*TEXTO DE LA PÁGINA*
LOS DINEROS DE LA IGLESIA
(Un punto clave de las relaciones Estado-Iglesia)
Jesús-Andrés VICENTE
Con la Campaña del IRPF vuelve cada año al primer plano de la
opinión pública el asunto del dinero que la Iglesia recibe del Estado por
múltiples vías, positivas o negativas: la asignación del 0,7% del citado
impuesto; la subvención de actividades promovidas por la Iglesia, docentes,
culturales, recreativas, sanitarias, artísticas...; la exención de impuestos...
¿Está ello justificado en una sociedad democrática y laica? En
caso afirmativo, ¿cuáles serían los procedimientos más adecuados?
Apunte histórico
Aún se habla y se escribe del Concordato como si estuviera
vigente. Pero no, el último Concordato propiamente dicho entre la Santa Sede y
el Estado español data de 1953 y corresponde, por lo tanto, al periodo de la
dictadura franquista y del llamado nacional-catolicismo. Cosa superada, pues.
Los actuales Acuerdos (que tal es su título jurídico) son de 1979, en plena
transición democrática, de cuya filosofía están impregnados (“separación y
mutua colaboración de la Iglesia y del Estado”, Tarancón dixit). De la anterior
etapa concordataria, los Acuerdos económicos conservan algún resabio: el deber
del Estado de sostener a la Iglesia, aunque éste ya no sea confesional; el
reconocimiento de un estatuto particular de la Iglesia Católica, que tiene su
expresión escrita en la mención especial de la Iglesia en la Constitución de
1978.
Los Acuerdos suponen un avance. Se pasa de la “dotación económica”

*LISTADO MOSTRADO*
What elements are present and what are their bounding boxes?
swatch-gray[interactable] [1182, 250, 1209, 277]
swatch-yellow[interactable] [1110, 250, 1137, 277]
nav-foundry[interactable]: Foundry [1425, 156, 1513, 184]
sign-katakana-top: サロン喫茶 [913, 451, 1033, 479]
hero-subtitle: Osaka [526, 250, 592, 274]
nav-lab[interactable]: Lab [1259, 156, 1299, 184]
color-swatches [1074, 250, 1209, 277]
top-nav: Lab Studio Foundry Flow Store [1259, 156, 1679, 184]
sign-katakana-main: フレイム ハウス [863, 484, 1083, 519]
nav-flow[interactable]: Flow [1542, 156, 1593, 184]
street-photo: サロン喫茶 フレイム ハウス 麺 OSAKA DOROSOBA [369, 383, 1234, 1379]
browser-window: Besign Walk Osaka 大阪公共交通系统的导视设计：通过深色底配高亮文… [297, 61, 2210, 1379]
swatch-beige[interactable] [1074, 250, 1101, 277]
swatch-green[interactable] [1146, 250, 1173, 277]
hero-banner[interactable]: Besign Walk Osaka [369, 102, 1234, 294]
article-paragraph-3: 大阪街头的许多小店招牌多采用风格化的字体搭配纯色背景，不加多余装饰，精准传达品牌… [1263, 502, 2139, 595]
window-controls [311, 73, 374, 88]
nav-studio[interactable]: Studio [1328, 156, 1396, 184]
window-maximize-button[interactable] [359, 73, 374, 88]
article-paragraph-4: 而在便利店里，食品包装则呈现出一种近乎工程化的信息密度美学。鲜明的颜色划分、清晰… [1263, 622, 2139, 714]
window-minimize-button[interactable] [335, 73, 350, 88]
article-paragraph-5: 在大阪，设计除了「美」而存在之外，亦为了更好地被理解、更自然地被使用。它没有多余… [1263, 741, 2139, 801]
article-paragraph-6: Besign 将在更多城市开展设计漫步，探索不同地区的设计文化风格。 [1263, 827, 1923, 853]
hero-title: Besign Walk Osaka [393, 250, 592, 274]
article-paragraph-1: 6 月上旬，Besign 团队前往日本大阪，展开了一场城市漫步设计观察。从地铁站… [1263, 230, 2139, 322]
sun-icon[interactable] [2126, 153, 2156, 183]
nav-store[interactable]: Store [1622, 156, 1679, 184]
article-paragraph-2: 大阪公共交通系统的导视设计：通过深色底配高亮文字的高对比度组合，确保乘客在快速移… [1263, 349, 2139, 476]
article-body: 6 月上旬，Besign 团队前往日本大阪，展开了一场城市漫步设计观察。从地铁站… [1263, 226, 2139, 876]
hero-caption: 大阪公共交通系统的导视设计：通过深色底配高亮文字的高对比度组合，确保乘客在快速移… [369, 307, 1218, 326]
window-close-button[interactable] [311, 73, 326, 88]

*EJERCICIOS PROPUESTOS*
- A) ¿Podrías resumir en dos oraciones el texto sobre los dineros de la Iglesia?
- B) ¿Cómo prolongarías el texto sobre los dineros de la Iglesia a partir del punto en que se detiene?
El listado no tiene relación alguna con el texto sobre los dineros de la Iglesia.

*RESPUESTAS ESPERADAS*
- A) Cada campaña del IRPF reabre el debate sobre el dinero que la Iglesia recibe del Estado por diversas vías, como la asignación del 0,7% del impuesto, las subvenciones a sus actividades y la exención de impuestos, y plantea si ello está justificado en una sociedad democrática y laica. El último Concordato data de 1953, en plena dictadura franquista, mientras que los Acuerdos vigentes son de 1979, de la transición democrática, aunque los económicos conservan algún resabio de la etapa anterior, como el deber del Estado de sostener a la Iglesia.

- B)
(el Estado da una cantidad global a la Iglesia, que ella se autodistribuye), al
sistema llamado de “asignación tributaria” (el Estado asigna un porcentaje de
la recaudación fiscal al sostenimiento de la Iglesia, con la intervención, en
este caso, de la libre elección de los contribuyentes). De su número dependerá
la cuantía del monto final asignado. Pero los legisladores de los Acuerdos ya
eran conscientes de que ni siquiera la “asignación tributaria” habría de ser el
ideal, la meta final, de cara a un futuro no precisado en los mismos. Ésta no
será otra que la “autofinanciación”, según la cual la Iglesia se allegaría sus
propios recursos y el Estado acordaría su colaboración económica dentro de
“otros campos y formas”.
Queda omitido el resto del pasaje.